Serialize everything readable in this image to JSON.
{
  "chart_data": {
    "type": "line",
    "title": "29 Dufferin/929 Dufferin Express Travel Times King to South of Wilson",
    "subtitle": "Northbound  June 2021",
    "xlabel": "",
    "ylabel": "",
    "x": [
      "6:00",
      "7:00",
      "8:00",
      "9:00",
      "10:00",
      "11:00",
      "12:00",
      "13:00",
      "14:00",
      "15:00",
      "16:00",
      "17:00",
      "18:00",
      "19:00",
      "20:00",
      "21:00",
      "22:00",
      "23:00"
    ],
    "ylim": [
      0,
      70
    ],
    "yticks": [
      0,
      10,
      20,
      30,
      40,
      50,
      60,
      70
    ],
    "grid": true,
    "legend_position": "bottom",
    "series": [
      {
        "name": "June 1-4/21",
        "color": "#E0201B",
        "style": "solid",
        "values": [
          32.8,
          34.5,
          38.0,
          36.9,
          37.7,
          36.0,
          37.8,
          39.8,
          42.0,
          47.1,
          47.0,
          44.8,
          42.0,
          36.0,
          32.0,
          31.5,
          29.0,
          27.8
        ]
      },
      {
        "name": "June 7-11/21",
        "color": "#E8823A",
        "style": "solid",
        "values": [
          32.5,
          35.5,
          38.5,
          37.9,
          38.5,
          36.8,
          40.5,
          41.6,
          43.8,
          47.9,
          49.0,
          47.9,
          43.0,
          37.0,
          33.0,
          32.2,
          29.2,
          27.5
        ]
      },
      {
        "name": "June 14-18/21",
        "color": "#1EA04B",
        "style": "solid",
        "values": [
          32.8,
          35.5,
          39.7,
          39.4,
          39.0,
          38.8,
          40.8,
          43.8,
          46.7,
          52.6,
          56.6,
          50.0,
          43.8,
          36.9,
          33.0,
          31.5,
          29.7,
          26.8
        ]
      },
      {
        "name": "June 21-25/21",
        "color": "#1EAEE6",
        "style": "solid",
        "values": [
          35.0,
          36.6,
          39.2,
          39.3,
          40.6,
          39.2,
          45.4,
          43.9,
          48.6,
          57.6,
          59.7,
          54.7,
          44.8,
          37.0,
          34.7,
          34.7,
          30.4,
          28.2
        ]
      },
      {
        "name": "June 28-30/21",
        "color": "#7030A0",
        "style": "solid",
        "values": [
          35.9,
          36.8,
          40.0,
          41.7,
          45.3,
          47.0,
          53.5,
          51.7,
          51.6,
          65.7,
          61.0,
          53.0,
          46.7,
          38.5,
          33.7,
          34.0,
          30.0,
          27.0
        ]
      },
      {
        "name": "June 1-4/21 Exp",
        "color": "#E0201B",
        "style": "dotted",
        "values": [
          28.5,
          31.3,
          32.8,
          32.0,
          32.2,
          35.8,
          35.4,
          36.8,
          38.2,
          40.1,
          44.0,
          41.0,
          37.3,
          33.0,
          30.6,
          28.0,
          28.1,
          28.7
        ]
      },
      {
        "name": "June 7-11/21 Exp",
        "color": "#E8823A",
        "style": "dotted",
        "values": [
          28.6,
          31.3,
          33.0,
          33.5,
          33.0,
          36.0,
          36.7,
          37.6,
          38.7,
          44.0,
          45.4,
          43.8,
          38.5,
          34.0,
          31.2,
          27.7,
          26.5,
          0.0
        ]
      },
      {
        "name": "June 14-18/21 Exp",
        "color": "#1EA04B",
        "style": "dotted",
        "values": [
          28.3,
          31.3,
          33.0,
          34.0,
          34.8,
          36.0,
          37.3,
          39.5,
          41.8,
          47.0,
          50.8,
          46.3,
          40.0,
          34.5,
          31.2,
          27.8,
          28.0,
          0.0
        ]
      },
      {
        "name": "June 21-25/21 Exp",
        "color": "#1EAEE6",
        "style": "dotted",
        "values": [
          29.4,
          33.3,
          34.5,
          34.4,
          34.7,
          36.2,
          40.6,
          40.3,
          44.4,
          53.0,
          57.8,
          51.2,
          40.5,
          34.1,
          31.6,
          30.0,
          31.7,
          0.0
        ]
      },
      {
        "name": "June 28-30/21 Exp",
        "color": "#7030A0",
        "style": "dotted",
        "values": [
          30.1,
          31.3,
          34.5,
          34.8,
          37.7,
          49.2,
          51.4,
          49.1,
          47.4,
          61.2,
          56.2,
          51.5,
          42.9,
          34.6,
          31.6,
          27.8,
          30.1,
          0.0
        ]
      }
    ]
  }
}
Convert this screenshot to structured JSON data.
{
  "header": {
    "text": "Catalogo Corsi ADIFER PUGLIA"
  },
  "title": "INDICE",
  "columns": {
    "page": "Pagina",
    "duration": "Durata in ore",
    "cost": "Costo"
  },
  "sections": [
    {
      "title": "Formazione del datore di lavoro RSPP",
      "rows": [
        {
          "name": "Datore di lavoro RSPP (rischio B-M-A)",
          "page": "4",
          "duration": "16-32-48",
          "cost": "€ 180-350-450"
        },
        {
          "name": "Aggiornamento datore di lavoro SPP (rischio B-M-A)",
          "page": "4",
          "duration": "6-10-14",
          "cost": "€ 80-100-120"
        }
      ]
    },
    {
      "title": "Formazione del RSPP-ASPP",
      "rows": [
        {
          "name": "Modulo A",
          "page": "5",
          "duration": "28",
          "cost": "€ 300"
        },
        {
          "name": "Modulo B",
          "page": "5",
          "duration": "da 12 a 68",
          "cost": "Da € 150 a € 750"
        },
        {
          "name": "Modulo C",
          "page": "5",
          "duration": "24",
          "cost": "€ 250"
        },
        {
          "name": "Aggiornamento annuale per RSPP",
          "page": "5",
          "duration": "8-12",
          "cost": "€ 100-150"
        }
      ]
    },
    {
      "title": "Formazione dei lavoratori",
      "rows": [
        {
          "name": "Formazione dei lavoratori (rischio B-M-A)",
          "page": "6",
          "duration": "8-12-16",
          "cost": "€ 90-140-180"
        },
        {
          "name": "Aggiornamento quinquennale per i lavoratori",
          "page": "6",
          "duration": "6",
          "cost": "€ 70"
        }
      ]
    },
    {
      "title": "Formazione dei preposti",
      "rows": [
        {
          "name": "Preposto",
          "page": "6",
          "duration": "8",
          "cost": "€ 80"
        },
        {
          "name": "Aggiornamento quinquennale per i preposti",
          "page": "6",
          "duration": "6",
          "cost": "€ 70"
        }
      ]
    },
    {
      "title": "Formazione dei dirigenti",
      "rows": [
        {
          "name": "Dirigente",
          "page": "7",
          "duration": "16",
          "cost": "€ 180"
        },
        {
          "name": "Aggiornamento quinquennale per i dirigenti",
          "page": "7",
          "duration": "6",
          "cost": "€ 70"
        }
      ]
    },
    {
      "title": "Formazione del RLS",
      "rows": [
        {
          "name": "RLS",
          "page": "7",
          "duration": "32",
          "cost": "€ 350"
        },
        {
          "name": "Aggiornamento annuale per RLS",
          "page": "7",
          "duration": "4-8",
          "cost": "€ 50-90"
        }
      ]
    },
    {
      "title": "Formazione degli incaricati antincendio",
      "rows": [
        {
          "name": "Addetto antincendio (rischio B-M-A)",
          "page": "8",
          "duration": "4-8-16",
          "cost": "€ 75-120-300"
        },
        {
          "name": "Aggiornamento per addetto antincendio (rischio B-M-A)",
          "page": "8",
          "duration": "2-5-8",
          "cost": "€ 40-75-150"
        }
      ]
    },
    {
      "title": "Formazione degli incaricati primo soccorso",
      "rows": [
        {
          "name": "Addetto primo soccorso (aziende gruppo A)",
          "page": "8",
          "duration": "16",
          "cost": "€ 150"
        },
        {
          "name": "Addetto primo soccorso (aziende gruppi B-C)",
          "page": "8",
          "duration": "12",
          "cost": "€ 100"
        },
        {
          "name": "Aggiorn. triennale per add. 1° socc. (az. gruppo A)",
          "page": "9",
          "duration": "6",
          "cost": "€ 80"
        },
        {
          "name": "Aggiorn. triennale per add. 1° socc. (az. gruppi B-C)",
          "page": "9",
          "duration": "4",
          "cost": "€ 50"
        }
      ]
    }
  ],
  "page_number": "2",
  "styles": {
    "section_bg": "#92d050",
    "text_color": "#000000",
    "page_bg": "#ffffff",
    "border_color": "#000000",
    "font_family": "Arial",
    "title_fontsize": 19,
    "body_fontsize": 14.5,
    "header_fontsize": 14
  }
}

+ + +

_To be done_
Pull out every line of the records above that contains the word "primo".

_Worked answer_
      "title": "Formazione degli incaricati primo soccorso",
          "name": "Addetto primo soccorso (aziende gruppo A)",
          "name": "Addetto primo soccorso (aziende gruppi B-C)",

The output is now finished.